### Task prompt
Copy the records below, from the line containing "Give me a plain-text" through the last line; leave out pictures.

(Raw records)
+--
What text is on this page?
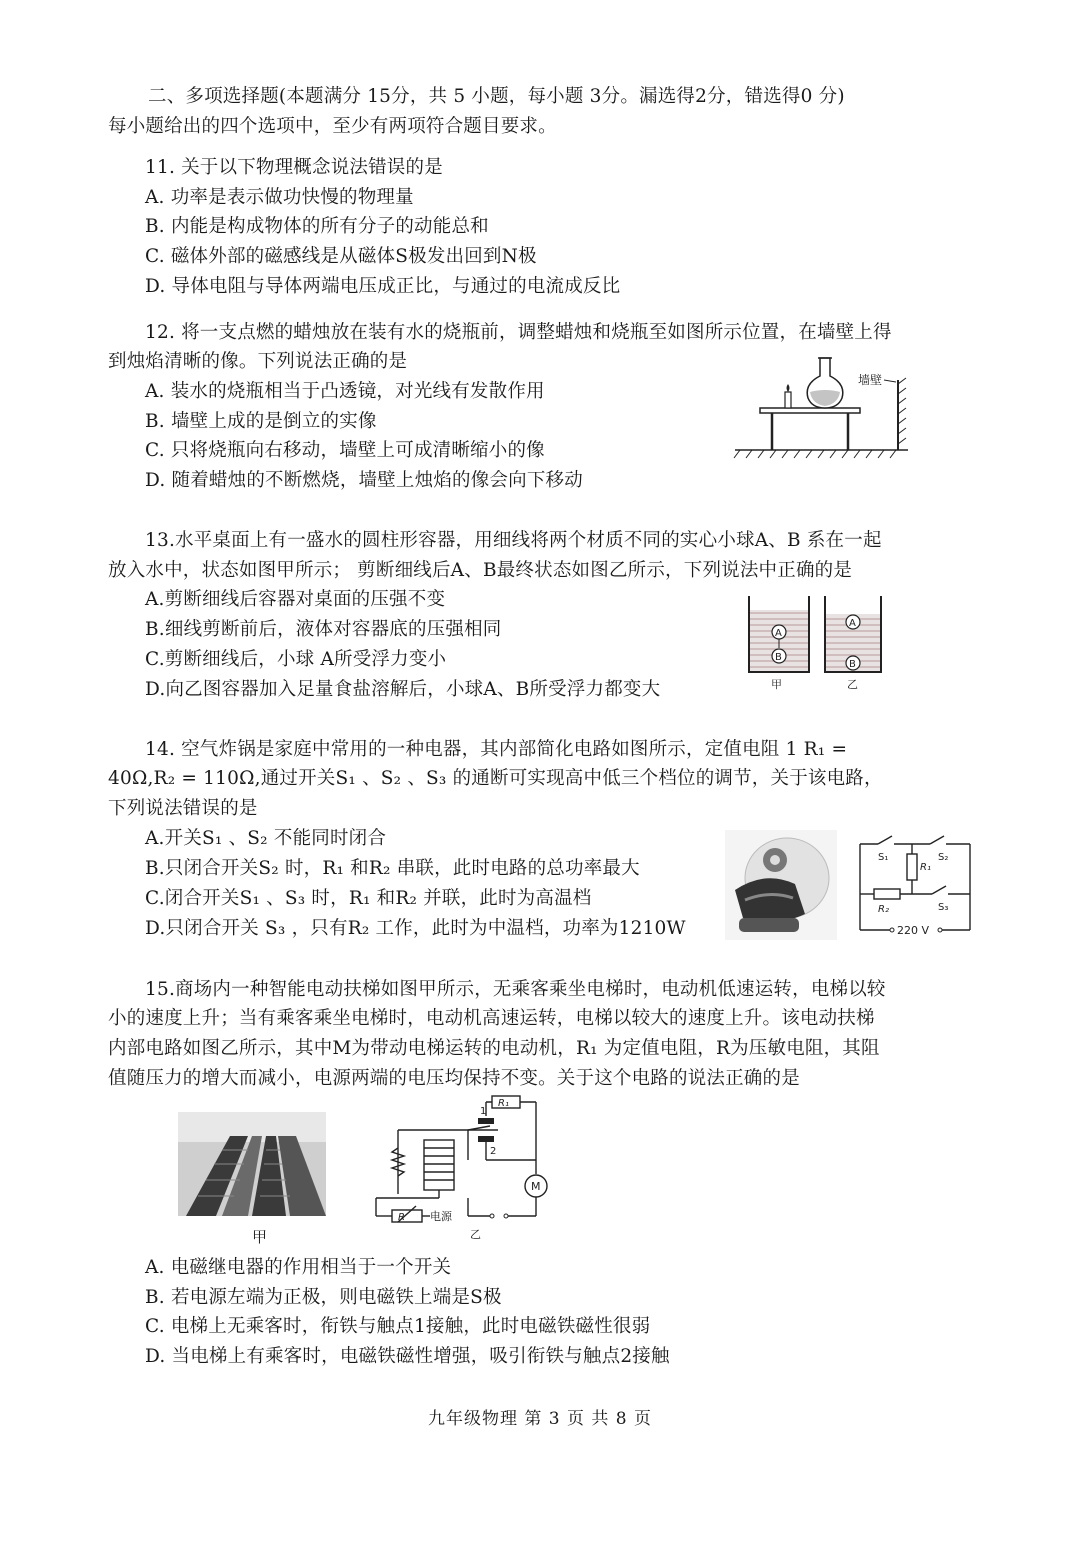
二、多项选择题(本题满分 15分，共 5 小题，每小题 3分。漏选得2分，错选得0 分)
每小题给出的四个选项中，至少有两项符合题目要求。
11. 关于以下物理概念说法错误的是
A. 功率是表示做功快慢的物理量
B. 内能是构成物体的所有分子的动能总和
C. 磁体外部的磁感线是从磁体S极发出回到N极
D. 导体电阻与导体两端电压成正比，与通过的电流成反比
12. 将一支点燃的蜡烛放在装有水的烧瓶前，调整蜡烛和烧瓶至如图所示位置，在墙壁上得
到烛焰清晰的像。下列说法正确的是
A. 装水的烧瓶相当于凸透镜，对光线有发散作用
B. 墙壁上成的是倒立的实像
C. 只将烧瓶向右移动，墙壁上可成清晰缩小的像
D. 随着蜡烛的不断燃烧，墙壁上烛焰的像会向下移动
墙壁
13.水平桌面上有一盛水的圆柱形容器，用细线将两个材质不同的实心小球A、B 系在一起
放入水中，状态如图甲所示； 剪断细线后A、B最终状态如图乙所示，下列说法中正确的是
A.剪断细线后容器对桌面的压强不变
B.细线剪断前后，液体对容器底的压强相同
C.剪断细线后，小球 A所受浮力变小
D.向乙图容器加入足量食盐溶解后，小球A、B所受浮力都变大
A
B
甲
A
B
乙
14. 空气炸锅是家庭中常用的一种电器，其内部简化电路如图所示，定值电阻 1 R₁ =
40Ω,R₂ = 110Ω,通过开关S₁ 、S₂ 、S₃ 的通断可实现高中低三个档位的调节，关于该电路，
下列说法错误的是
A.开关S₁ 、S₂ 不能同时闭合
B.只闭合开关S₂ 时，R₁ 和R₂ 串联，此时电路的总功率最大
C.闭合开关S₁ 、S₃ 时，R₁ 和R₂ 并联，此时为高温档
D.只闭合开关 S₃ ，只有R₂ 工作，此时为中温档，功率为1210W
S₁	S₂
R₁
R₂	S₃
220 V
15.商场内一种智能电动扶梯如图甲所示，无乘客乘坐电梯时，电动机低速运转，电梯以较
小的速度上升；当有乘客乘坐电梯时，电动机高速运转，电梯以较大的速度上升。该电动扶梯
内部电路如图乙所示，其中M为带动电梯运转的电动机，R₁ 为定值电阻，R为压敏电阻，其阻
值随压力的增大而减小，电源两端的电压均保持不变。关于这个电路的说法正确的是
甲
1
2
R₁
M
R 电源
乙
A. 电磁继电器的作用相当于一个开关
B. 若电源左端为正极，则电磁铁上端是S极
C. 电梯上无乘客时，衔铁与触点1接触，此时电磁铁磁性很弱
D. 当电梯上有乘客时，电磁铁磁性增强，吸引衔铁与触点2接触
九年级物理 第 3 页 共 8 页
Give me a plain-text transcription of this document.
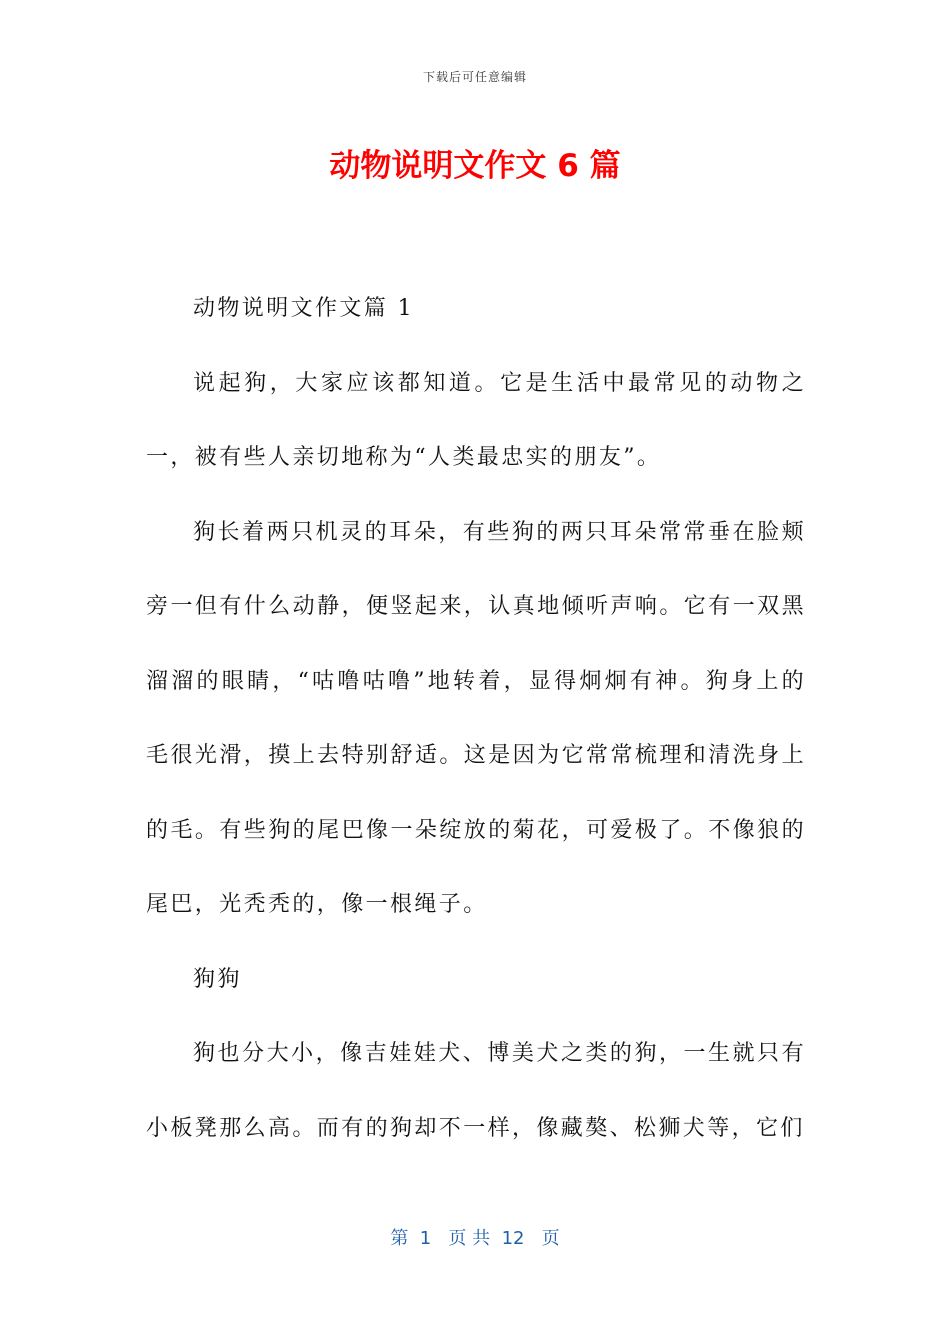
下载后可任意编辑
动物说明文作文 6 篇

动物说明文作文篇 1

说起狗，大家应该都知道。它是生活中最常见的动物之一，被有些人亲切地称为“人类最忠实的朋友”。

狗长着两只机灵的耳朵，有些狗的两只耳朵常常垂在脸颊旁一但有什么动静，便竖起来，认真地倾听声响。它有一双黑溜溜的眼睛，“咕噜咕噜”地转着，显得炯炯有神。狗身上的毛很光滑，摸上去特别舒适。这是因为它常常梳理和清洗身上的毛。有些狗的尾巴像一朵绽放的菊花，可爱极了。不像狼的尾巴，光秃秃的，像一根绳子。

狗狗

狗也分大小，像吉娃娃犬、博美犬之类的狗，一生就只有小板凳那么高。而有的狗却不一样，像藏獒、松狮犬等，它们

第  1   页 共  12   页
+--
### Solution for this task
Give me a plain-text transcription of this document.
下载后可任意编辑
动物说明文作文 6 篇

动物说明文作文篇 1

说起狗，大家应该都知道。它是生活中最常见的动物之一，被有些人亲切地称为“人类最忠实的朋友”。

狗长着两只机灵的耳朵，有些狗的两只耳朵常常垂在脸颊旁一但有什么动静，便竖起来，认真地倾听声响。它有一双黑溜溜的眼睛，“咕噜咕噜”地转着，显得炯炯有神。狗身上的毛很光滑，摸上去特别舒适。这是因为它常常梳理和清洗身上的毛。有些狗的尾巴像一朵绽放的菊花，可爱极了。不像狼的尾巴，光秃秃的，像一根绳子。

狗狗

狗也分大小，像吉娃娃犬、博美犬之类的狗，一生就只有小板凳那么高。而有的狗却不一样，像藏獒、松狮犬等，它们

第  1   页 共  12   页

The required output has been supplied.